Recorded data
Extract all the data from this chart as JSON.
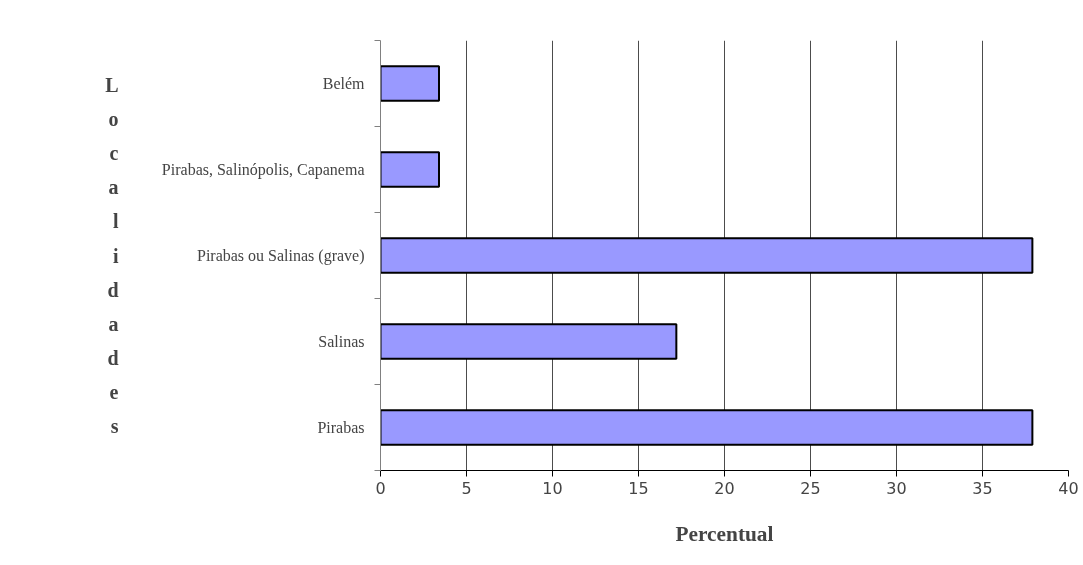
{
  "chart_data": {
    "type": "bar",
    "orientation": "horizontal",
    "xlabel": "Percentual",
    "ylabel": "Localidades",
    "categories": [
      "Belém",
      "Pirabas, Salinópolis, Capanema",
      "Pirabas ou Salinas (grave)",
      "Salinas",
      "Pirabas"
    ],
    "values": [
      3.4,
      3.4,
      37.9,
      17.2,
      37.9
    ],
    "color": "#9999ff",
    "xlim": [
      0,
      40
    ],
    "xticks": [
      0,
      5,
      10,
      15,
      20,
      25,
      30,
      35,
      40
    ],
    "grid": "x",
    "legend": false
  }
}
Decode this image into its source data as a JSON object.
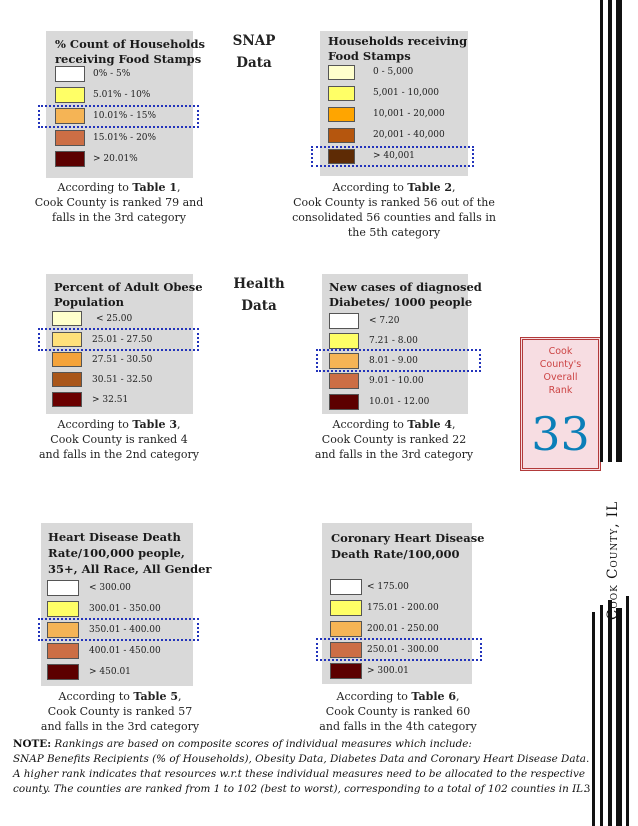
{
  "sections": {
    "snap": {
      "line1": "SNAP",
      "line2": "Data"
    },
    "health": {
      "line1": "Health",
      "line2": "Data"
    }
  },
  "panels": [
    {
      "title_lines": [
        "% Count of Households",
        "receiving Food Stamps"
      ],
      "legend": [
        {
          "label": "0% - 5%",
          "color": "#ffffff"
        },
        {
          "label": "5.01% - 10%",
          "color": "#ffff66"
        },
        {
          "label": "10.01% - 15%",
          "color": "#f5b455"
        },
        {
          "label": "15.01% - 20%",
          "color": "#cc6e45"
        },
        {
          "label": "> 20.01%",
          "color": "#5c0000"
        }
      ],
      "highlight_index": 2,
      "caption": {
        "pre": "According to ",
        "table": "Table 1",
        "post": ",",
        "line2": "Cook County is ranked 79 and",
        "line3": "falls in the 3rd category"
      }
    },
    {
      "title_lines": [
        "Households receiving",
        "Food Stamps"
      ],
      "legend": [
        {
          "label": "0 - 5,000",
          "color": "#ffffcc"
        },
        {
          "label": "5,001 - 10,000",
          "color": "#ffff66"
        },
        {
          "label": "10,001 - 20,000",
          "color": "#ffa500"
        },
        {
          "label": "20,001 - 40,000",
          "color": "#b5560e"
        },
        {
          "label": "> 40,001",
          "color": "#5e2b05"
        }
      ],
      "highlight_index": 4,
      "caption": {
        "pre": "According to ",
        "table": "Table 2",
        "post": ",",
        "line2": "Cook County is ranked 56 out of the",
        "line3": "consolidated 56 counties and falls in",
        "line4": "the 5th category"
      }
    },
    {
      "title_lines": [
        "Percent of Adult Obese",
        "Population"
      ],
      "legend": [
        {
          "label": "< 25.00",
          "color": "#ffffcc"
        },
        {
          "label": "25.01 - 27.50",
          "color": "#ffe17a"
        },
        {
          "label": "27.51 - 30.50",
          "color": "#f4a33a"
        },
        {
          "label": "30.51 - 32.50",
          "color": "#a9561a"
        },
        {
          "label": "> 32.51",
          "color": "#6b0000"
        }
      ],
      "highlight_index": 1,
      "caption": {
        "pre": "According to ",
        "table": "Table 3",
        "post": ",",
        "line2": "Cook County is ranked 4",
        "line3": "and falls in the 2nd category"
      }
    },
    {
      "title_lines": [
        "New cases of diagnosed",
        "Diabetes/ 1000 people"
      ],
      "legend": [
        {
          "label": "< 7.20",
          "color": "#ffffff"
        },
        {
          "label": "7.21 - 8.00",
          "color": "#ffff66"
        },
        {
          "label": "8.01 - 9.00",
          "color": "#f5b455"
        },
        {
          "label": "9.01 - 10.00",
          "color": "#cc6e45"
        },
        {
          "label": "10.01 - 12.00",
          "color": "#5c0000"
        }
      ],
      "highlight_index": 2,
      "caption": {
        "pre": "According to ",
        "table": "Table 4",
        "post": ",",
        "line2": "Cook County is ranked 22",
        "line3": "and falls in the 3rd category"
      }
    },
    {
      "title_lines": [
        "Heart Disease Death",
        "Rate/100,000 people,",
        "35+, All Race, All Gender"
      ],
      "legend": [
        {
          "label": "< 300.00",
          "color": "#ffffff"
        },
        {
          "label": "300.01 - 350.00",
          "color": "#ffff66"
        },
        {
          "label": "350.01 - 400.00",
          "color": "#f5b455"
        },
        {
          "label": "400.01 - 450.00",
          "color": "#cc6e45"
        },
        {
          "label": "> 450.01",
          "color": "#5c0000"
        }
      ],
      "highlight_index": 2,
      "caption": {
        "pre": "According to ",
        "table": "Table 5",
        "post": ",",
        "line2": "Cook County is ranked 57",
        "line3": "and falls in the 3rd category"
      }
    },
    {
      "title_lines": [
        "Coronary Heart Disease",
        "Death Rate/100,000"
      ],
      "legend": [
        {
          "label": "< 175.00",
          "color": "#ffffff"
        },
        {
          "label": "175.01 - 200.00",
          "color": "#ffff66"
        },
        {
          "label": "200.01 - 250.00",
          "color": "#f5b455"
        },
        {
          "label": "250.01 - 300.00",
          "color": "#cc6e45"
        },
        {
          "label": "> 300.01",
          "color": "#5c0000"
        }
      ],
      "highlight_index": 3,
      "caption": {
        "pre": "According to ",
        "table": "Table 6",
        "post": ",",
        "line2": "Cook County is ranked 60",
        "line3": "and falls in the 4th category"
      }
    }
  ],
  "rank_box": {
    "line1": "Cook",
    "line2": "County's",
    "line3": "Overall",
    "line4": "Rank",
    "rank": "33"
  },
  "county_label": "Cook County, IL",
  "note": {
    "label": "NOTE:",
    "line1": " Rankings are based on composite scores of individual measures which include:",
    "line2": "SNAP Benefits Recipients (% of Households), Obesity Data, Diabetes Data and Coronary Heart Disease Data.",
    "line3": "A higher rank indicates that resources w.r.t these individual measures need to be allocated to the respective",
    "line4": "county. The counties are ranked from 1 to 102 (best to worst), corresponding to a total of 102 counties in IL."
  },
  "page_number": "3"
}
...
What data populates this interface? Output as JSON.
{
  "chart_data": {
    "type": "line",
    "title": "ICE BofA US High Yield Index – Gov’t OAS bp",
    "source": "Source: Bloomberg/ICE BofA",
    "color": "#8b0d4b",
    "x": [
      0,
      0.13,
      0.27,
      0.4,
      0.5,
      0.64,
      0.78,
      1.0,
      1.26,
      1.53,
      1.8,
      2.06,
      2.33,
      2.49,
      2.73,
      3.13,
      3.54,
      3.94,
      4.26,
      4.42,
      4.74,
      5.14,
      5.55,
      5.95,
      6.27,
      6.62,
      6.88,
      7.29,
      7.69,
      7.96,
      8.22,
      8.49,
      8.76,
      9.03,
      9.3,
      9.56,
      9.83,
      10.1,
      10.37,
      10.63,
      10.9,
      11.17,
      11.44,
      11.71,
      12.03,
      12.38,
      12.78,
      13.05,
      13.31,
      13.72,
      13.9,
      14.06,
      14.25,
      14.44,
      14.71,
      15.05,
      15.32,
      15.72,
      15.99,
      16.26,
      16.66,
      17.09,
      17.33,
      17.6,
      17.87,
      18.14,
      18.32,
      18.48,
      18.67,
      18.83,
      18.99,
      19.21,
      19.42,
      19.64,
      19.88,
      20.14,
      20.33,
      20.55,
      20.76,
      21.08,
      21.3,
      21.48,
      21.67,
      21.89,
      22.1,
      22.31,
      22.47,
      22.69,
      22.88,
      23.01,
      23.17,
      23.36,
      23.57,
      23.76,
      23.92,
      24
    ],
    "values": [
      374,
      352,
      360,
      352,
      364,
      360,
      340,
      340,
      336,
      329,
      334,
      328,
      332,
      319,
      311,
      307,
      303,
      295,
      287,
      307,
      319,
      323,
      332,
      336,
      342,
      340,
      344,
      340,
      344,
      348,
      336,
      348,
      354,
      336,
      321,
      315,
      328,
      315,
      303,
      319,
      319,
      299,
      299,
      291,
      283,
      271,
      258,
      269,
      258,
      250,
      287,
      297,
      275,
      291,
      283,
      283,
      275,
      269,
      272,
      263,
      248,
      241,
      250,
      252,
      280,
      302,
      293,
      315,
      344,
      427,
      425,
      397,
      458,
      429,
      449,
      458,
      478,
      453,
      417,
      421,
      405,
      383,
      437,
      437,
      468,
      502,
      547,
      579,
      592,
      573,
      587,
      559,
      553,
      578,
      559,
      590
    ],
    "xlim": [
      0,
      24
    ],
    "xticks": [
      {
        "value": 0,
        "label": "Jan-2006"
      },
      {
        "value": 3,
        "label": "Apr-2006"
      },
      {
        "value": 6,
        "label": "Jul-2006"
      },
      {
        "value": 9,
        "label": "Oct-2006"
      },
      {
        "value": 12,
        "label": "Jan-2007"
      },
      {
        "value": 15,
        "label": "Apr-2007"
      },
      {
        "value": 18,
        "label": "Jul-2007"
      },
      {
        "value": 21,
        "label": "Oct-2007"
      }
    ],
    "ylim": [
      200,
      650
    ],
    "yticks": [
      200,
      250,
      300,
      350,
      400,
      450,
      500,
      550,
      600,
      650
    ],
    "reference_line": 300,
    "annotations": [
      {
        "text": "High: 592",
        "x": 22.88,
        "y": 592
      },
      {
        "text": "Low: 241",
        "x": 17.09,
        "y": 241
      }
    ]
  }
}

### Description of the task
From the records given above, copy all lines containing "Cook".

### Exercise output
        "line2": "Cook County is ranked 79 and",
        "line2": "Cook County is ranked 56 out of the",
        "line2": "Cook County is ranked 4",
        "line2": "Cook County is ranked 22",
        "line2": "Cook County is ranked 57",
        "line2": "Cook County is ranked 60",
    "line1": "Cook",
  "county_label": "Cook County, IL",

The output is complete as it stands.